** Begin **

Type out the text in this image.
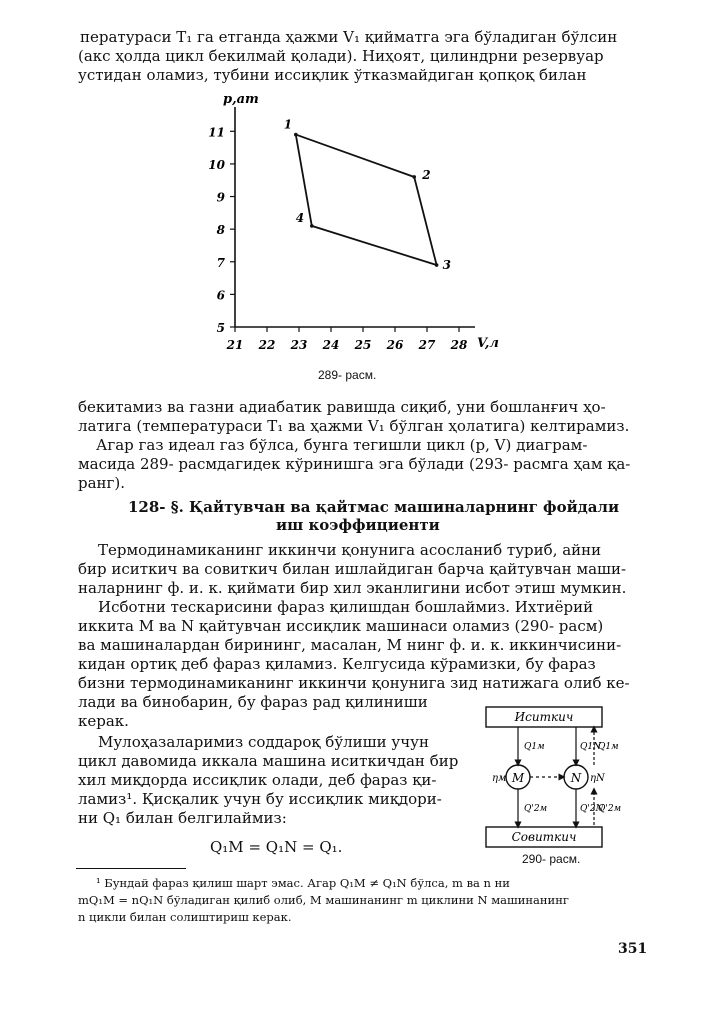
ператураси T₁ га етганда ҳажми V₁ қийматга эга бўладиган бўлсин

(акс ҳолда цикл бекилмай қолади). Ниҳоят, цилиндрни резервуар

устидан оламиз, тубини иссиқлик ўтказмайдиган қопқоқ билан

21 22 23 24 25 26 27 28
5
6
7
8
9
10
11
p,am
V,л
1
2
3
4
289- расм.

бекитамиз ва газни адиабатик равишда сиқиб, уни бошланғич ҳо-

латига (температураси T₁ ва ҳажми V₁ бўлган ҳолатига) келтирамиз.

Агар газ идеал газ бўлса, бунга тегишли цикл (p, V) диаграм-

масида 289- расмдагидек кўринишга эга бўлади (293- расмга ҳам қа-

ранг).

128- §. Қайтувчан ва қайтмас машиналарнинг фойдали

иш коэффициенти

Термодинамиканинг иккинчи қонунига асосланиб туриб, айни

бир иситкич ва совиткич билан ишлайдиган барча қайтувчан маши-

наларнинг ф. и. к. қиймати бир хил эканлигини исбот этиш мумкин.

Исботни тескарисини фараз қилишдан бошлаймиз. Ихтиёрий

иккита M ва N қайтувчан иссиқлик машинаси оламиз (290- расм)

ва машиналардан бирининг, масалан, M нинг ф. и. к. иккинчисини-

кидан ортиқ деб фараз қиламиз. Келгусида кўрамизки, бу фараз

бизни термодинамиканинг иккинчи қонунига зид натижага олиб ке-

лади ва бинобарин, бу фараз рад қилиниши

керак.

Мулоҳазаларимиз соддароқ бўлиши учун

цикл давомида иккала машина иситкичдан бир

хил миқдорда иссиқлик олади, деб фараз қи-

ламиз¹. Қисқалик учун бу иссиқлик миқдори-

ни Q₁ билан белгилаймиз:

Q₁M = Q₁N = Q₁.

Иситкич
Совиткич
M	N
Q1м	Q1N
Q1м
ηм	ηN
Q'2м	Q'2N
Q'2м
290- расм.

¹ Бундай фараз қилиш шарт эмас. Агар Q₁M ≠ Q₁N бўлса, m ва n ни

mQ₁M = nQ₁N бўладиган қилиб олиб, M машинанинг m циклини N машинанинг

n цикли билан солиштириш керак.

351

** End **

PROBLEM REQUIREMENTS: Read the entries above, then pull out the lines that include "иссиқлик".

ANSWER TO THE EXERCISE:
устидан оламиз, тубини иссиқлик ўтказмайдиган қопқоқ билан
иккита M ва N қайтувчан иссиқлик машинаси оламиз (290- расм)
хил миқдорда иссиқлик олади, деб фараз қи-
ламиз¹. Қисқалик учун бу иссиқлик миқдори-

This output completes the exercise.